─── Available data

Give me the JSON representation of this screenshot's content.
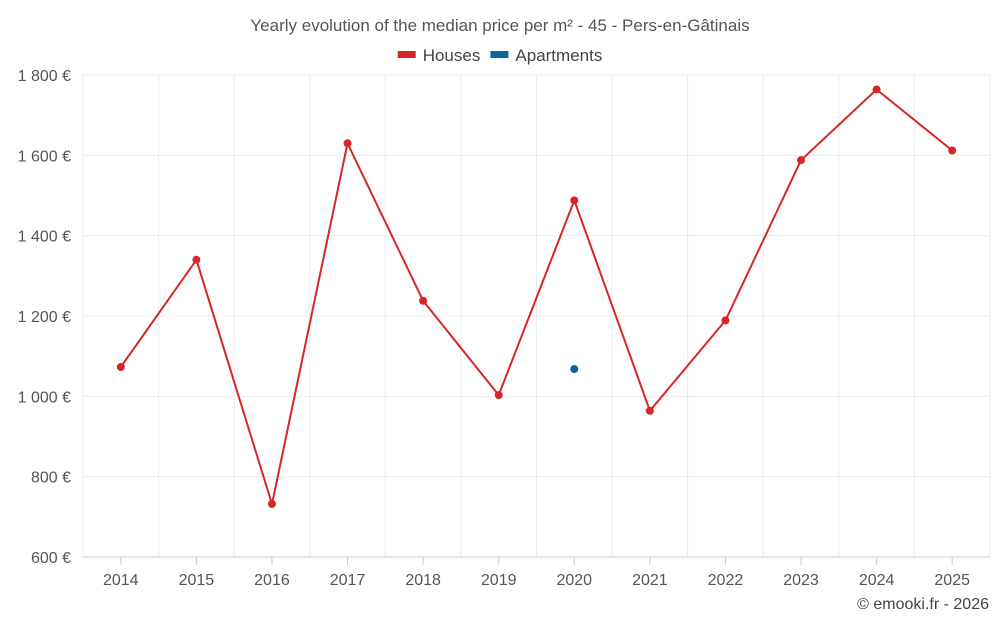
{
  "chart_data": {
    "type": "line",
    "title": "Yearly evolution of the median price per m² - 45 - Pers-en-Gâtinais",
    "categories": [
      "2014",
      "2015",
      "2016",
      "2017",
      "2018",
      "2019",
      "2020",
      "2021",
      "2022",
      "2023",
      "2024",
      "2025"
    ],
    "series": [
      {
        "name": "Houses",
        "color": "#d62728",
        "values": [
          1073,
          1340,
          732,
          1630,
          1238,
          1003,
          1488,
          964,
          1189,
          1588,
          1764,
          1612
        ]
      },
      {
        "name": "Apartments",
        "color": "#08689b",
        "values": [
          null,
          null,
          null,
          null,
          null,
          null,
          1068,
          null,
          null,
          null,
          null,
          null
        ]
      }
    ],
    "ylim": [
      600,
      1800
    ],
    "yticks": [
      600,
      800,
      1000,
      1200,
      1400,
      1600,
      1800
    ],
    "ytick_labels": [
      "600 €",
      "800 €",
      "1 000 €",
      "1 200 €",
      "1 400 €",
      "1 600 €",
      "1 800 €"
    ],
    "xlabel": "",
    "ylabel": "",
    "grid": true,
    "legend_position": "top-center"
  },
  "credit": "© emooki.fr - 2026"
}
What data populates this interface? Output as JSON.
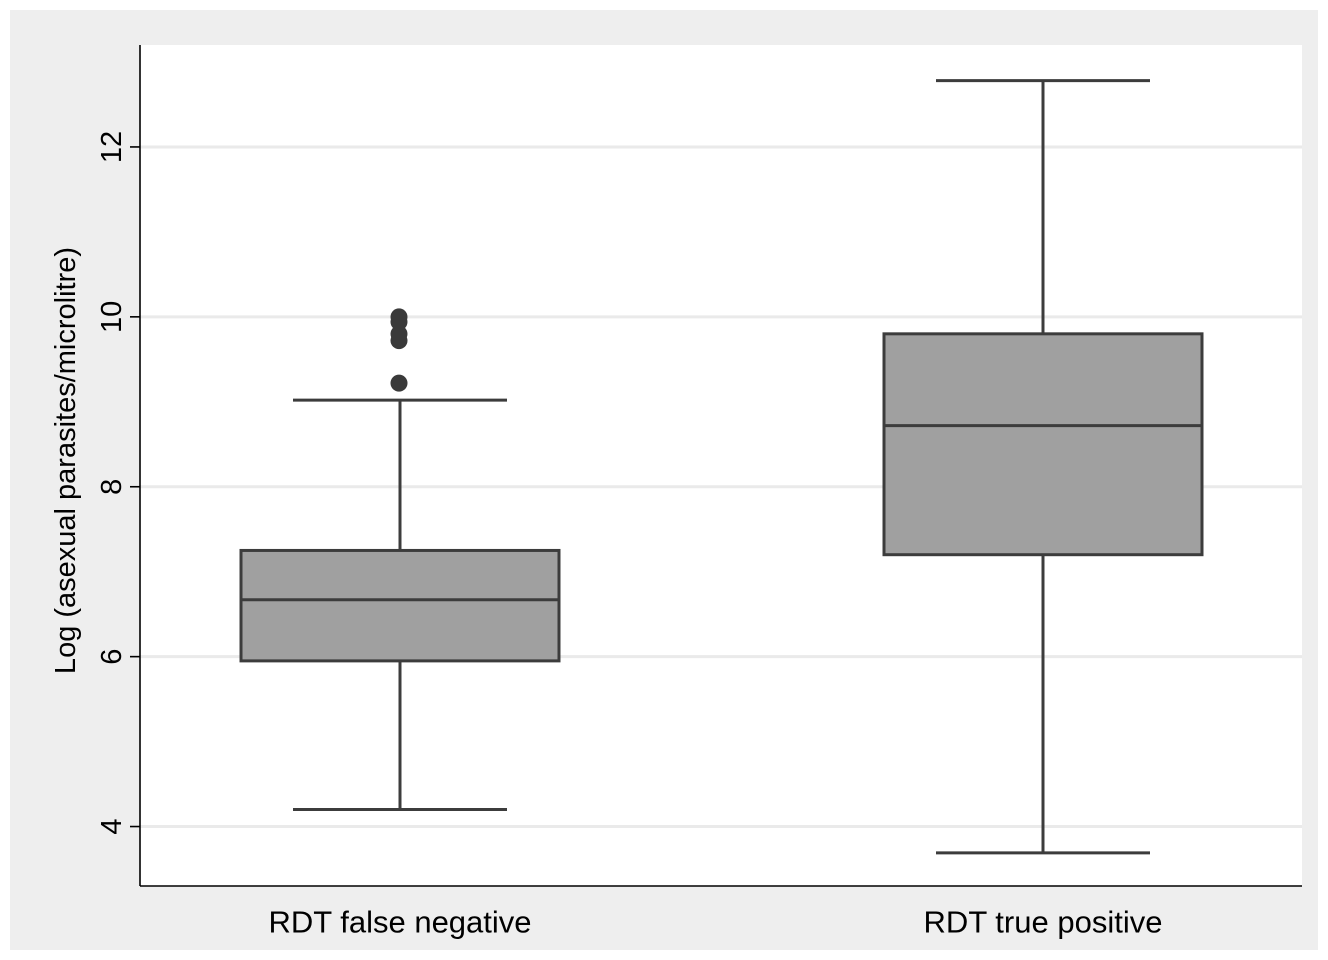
{
  "chart_data": {
    "type": "box",
    "title": "",
    "xlabel": "",
    "ylabel": "Log (asexual parasites/microlitre)",
    "categories": [
      "RDT false negative",
      "RDT true positive"
    ],
    "yticks": [
      4,
      6,
      8,
      10,
      12
    ],
    "ylim": [
      3.3,
      13.2
    ],
    "grid": true,
    "boxes": [
      {
        "category": "RDT false negative",
        "whisker_low": 4.2,
        "q1": 5.95,
        "median": 6.67,
        "q3": 7.25,
        "whisker_high": 9.02,
        "outliers": [
          9.22,
          9.72,
          9.8,
          9.94,
          10.0
        ]
      },
      {
        "category": "RDT true positive",
        "whisker_low": 3.69,
        "q1": 7.2,
        "median": 8.72,
        "q3": 9.8,
        "whisker_high": 12.78,
        "outliers": []
      }
    ],
    "colors": {
      "outer_background": "#eeeeee",
      "plot_background": "#ffffff",
      "gridline": "#eaeaea",
      "box_fill": "#a0a0a0",
      "box_stroke": "#3c3c3c",
      "outlier": "#3a3a3a"
    }
  }
}
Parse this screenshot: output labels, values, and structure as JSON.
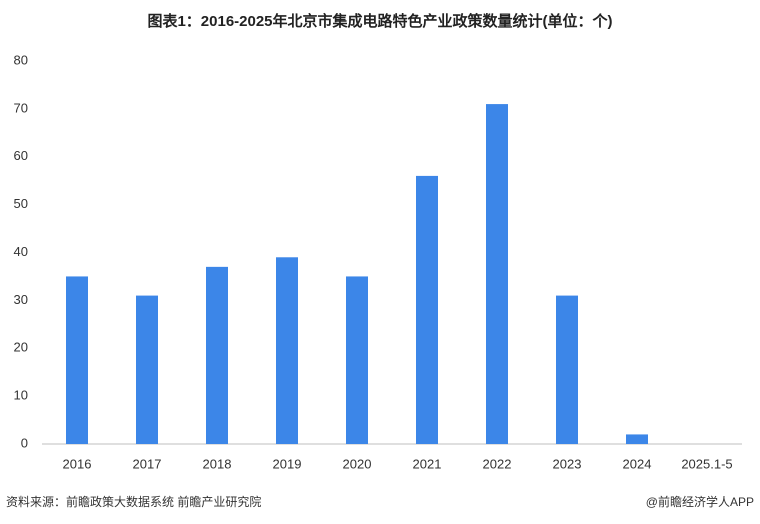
{
  "chart_data": {
    "type": "bar",
    "title": "图表1：2016-2025年北京市集成电路特色产业政策数量统计(单位：个)",
    "categories": [
      "2016",
      "2017",
      "2018",
      "2019",
      "2020",
      "2021",
      "2022",
      "2023",
      "2024",
      "2025.1-5"
    ],
    "values": [
      35,
      31,
      37,
      39,
      35,
      56,
      71,
      31,
      2,
      0
    ],
    "color": "#3c86e8",
    "ylim": [
      0,
      80
    ],
    "yticks": [
      0,
      10,
      20,
      30,
      40,
      50,
      60,
      70,
      80
    ],
    "grid": false,
    "source": "资料来源：前瞻政策大数据系统 前瞻产业研究院",
    "credit": "@前瞻经济学人APP"
  }
}
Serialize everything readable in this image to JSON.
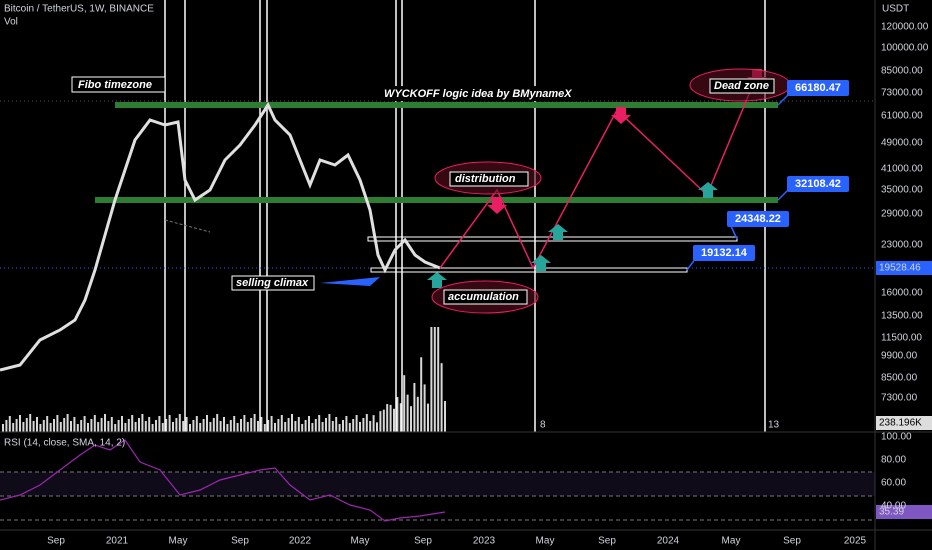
{
  "header": {
    "symbol": "Bitcoin / TetherUS, 1W, BINANCE",
    "volume_label": "Vol",
    "rsi_label": "RSI (14, close, SMA, 14, 2)"
  },
  "price_axis": {
    "unit": "USDT",
    "labels": [
      "120000.00",
      "100000.00",
      "85000.00",
      "73000.00",
      "61000.00",
      "49000.00",
      "41000.00",
      "35000.00",
      "29000.00",
      "23000.00",
      "16000.00",
      "13500.00",
      "11500.00",
      "9900.00",
      "8500.00",
      "7300.00"
    ],
    "last_price": "19528.46",
    "volume_value": "238.196K"
  },
  "rsi_axis": {
    "labels": [
      "100.00",
      "80.00",
      "60.00",
      "40.00"
    ],
    "last_value": "35.39"
  },
  "time_axis": {
    "labels": [
      "Sep",
      "2021",
      "May",
      "Sep",
      "2022",
      "May",
      "Sep",
      "2023",
      "May",
      "Sep",
      "2024",
      "May",
      "Sep",
      "2025"
    ]
  },
  "fibo_counts": [
    "8",
    "13"
  ],
  "annotations": {
    "fibo": "Fibo timezone",
    "title": "WYCKOFF logic idea by BMynameX",
    "dead_zone": "Dead zone",
    "distribution": "distribution",
    "accumulation": "accumulation",
    "selling_climax": "selling climax"
  },
  "price_tags": [
    "66180.47",
    "32108.42",
    "24348.22",
    "19132.14"
  ]
}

──────

### Task to complete
Transcribe exactly the portion of the material above that runs from the line containing "Parse this screenshot: output" through its last line, omitting all pictures.

### Solution for this exercise
Parse this screenshot: output labels, values, and structure as JSON.
{
  "chart_data": {
    "type": "bar",
    "title": "图表1：2016-2025年北京市集成电路特色产业政策数量统计(单位：个)",
    "categories": [
      "2016",
      "2017",
      "2018",
      "2019",
      "2020",
      "2021",
      "2022",
      "2023",
      "2024",
      "2025.1-5"
    ],
    "values": [
      35,
      31,
      37,
      39,
      35,
      56,
      71,
      31,
      2,
      0
    ],
    "color": "#3c86e8",
    "ylim": [
      0,
      80
    ],
    "yticks": [
      0,
      10,
      20,
      30,
      40,
      50,
      60,
      70,
      80
    ],
    "grid": false,
    "source": "资料来源：前瞻政策大数据系统 前瞻产业研究院",
    "credit": "@前瞻经济学人APP"
  }
}
Serialize everything readable in this image to JSON.
{
  "header": {
    "symbol": "Bitcoin / TetherUS, 1W, BINANCE",
    "volume_label": "Vol",
    "rsi_label": "RSI (14, close, SMA, 14, 2)"
  },
  "price_axis": {
    "unit": "USDT",
    "labels": [
      "120000.00",
      "100000.00",
      "85000.00",
      "73000.00",
      "61000.00",
      "49000.00",
      "41000.00",
      "35000.00",
      "29000.00",
      "23000.00",
      "16000.00",
      "13500.00",
      "11500.00",
      "9900.00",
      "8500.00",
      "7300.00"
    ],
    "last_price": "19528.46",
    "volume_value": "238.196K"
  },
  "rsi_axis": {
    "labels": [
      "100.00",
      "80.00",
      "60.00",
      "40.00"
    ],
    "last_value": "35.39"
  },
  "time_axis": {
    "labels": [
      "Sep",
      "2021",
      "May",
      "Sep",
      "2022",
      "May",
      "Sep",
      "2023",
      "May",
      "Sep",
      "2024",
      "May",
      "Sep",
      "2025"
    ]
  },
  "fibo_counts": [
    "8",
    "13"
  ],
  "annotations": {
    "fibo": "Fibo timezone",
    "title": "WYCKOFF logic idea by BMynameX",
    "dead_zone": "Dead zone",
    "distribution": "distribution",
    "accumulation": "accumulation",
    "selling_climax": "selling climax"
  },
  "price_tags": [
    "66180.47",
    "32108.42",
    "24348.22",
    "19132.14"
  ]
}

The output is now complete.